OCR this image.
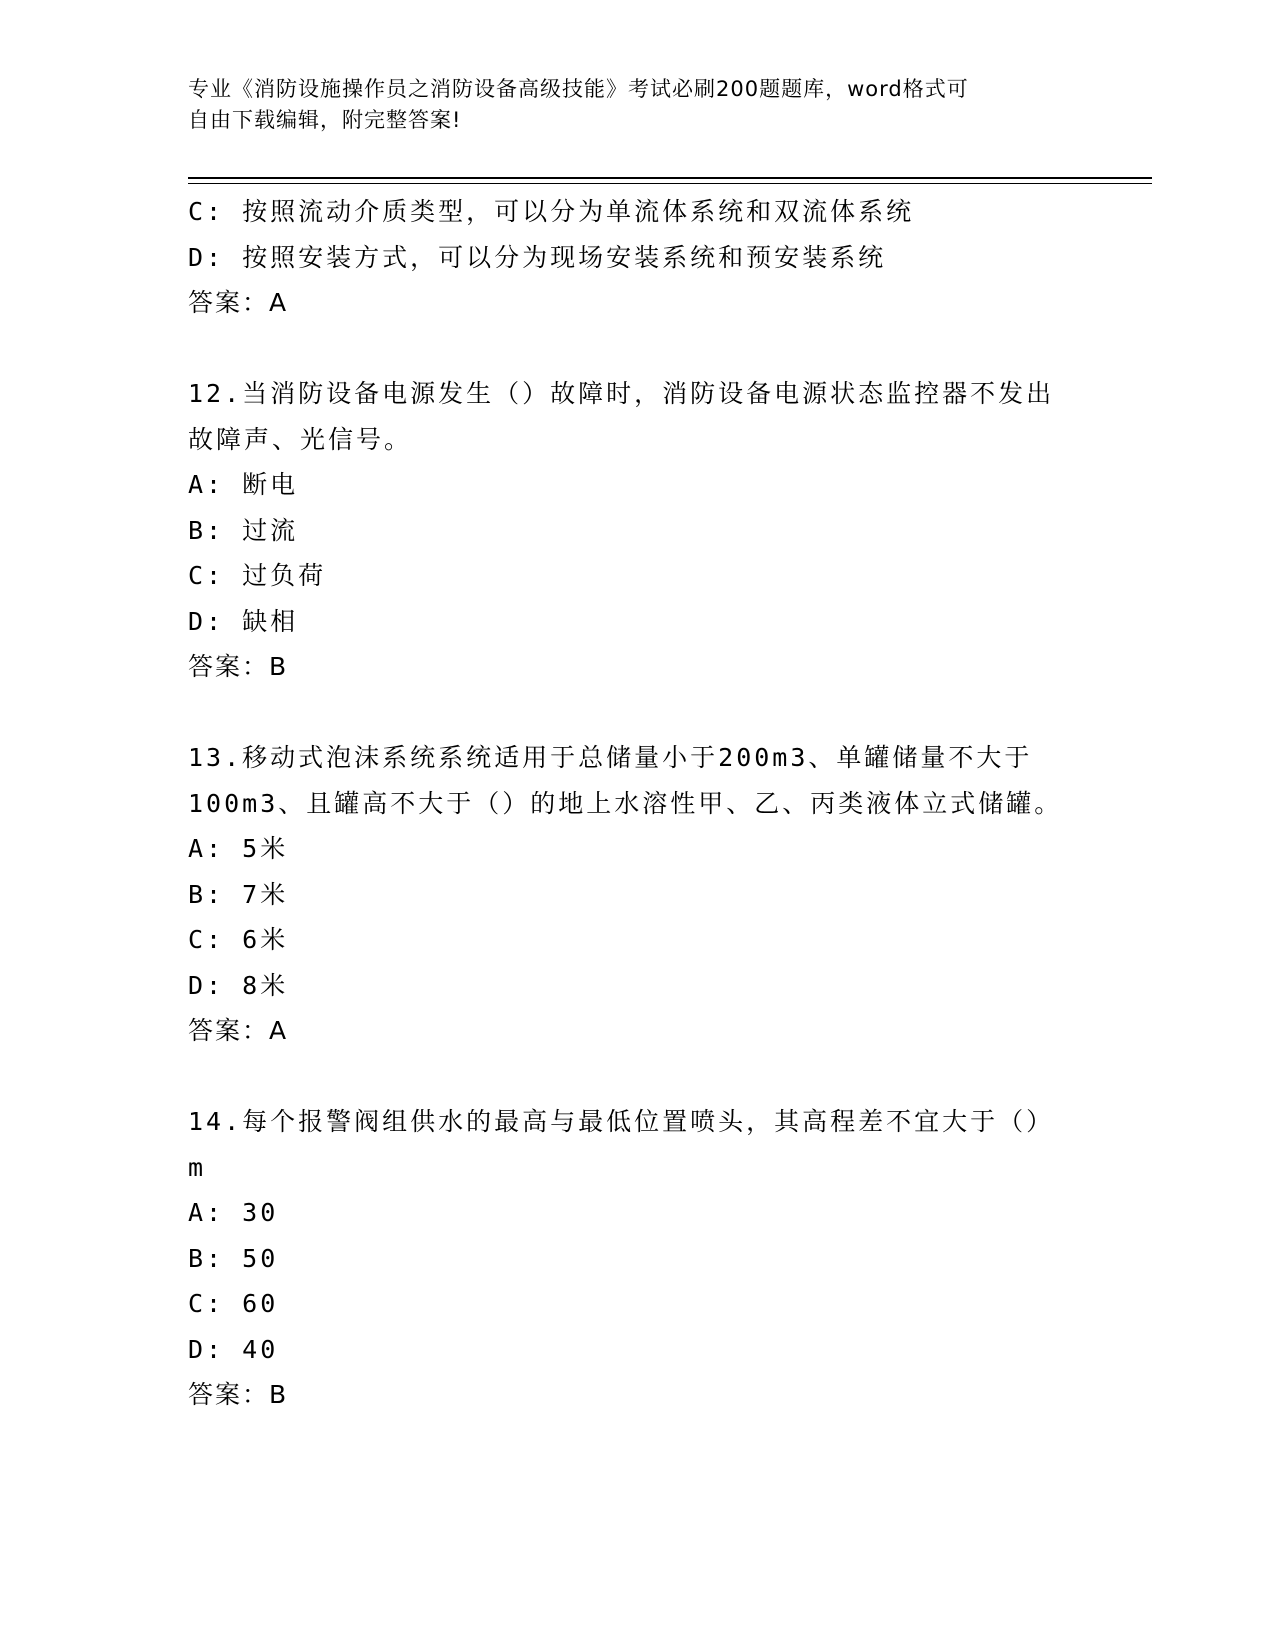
专业《消防设施操作员之消防设备高级技能》考试必刷200题题库，word格式可
自由下载编辑，附完整答案!
C: 按照流动介质类型，可以分为单流体系统和双流体系统
D: 按照安装方式，可以分为现场安装系统和预安装系统
答案：A
12.当消防设备电源发生（）故障时，消防设备电源状态监控器不发出
故障声、光信号。
A: 断电
B: 过流
C: 过负荷
D: 缺相
答案：B
13.移动式泡沫系统系统适用于总储量小于200m3、单罐储量不大于
100m3、且罐高不大于（）的地上水溶性甲、乙、丙类液体立式储罐。
A: 5米
B: 7米
C: 6米
D: 8米
答案：A
14.每个报警阀组供水的最高与最低位置喷头，其高程差不宜大于（）
m
A: 30
B: 50
C: 60
D: 40
答案：B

━━━━━━━━━━

**WORK REQUIRED**
Omit every image. Quote each record exactly.

**TASK ANSWER**
OCR this image.
专业《消防设施操作员之消防设备高级技能》考试必刷200题题库，word格式可
自由下载编辑，附完整答案!
C: 按照流动介质类型，可以分为单流体系统和双流体系统
D: 按照安装方式，可以分为现场安装系统和预安装系统
答案：A
12.当消防设备电源发生（）故障时，消防设备电源状态监控器不发出
故障声、光信号。
A: 断电
B: 过流
C: 过负荷
D: 缺相
答案：B
13.移动式泡沫系统系统适用于总储量小于200m3、单罐储量不大于
100m3、且罐高不大于（）的地上水溶性甲、乙、丙类液体立式储罐。
A: 5米
B: 7米
C: 6米
D: 8米
答案：A
14.每个报警阀组供水的最高与最低位置喷头，其高程差不宜大于（）
m
A: 30
B: 50
C: 60
D: 40
答案：B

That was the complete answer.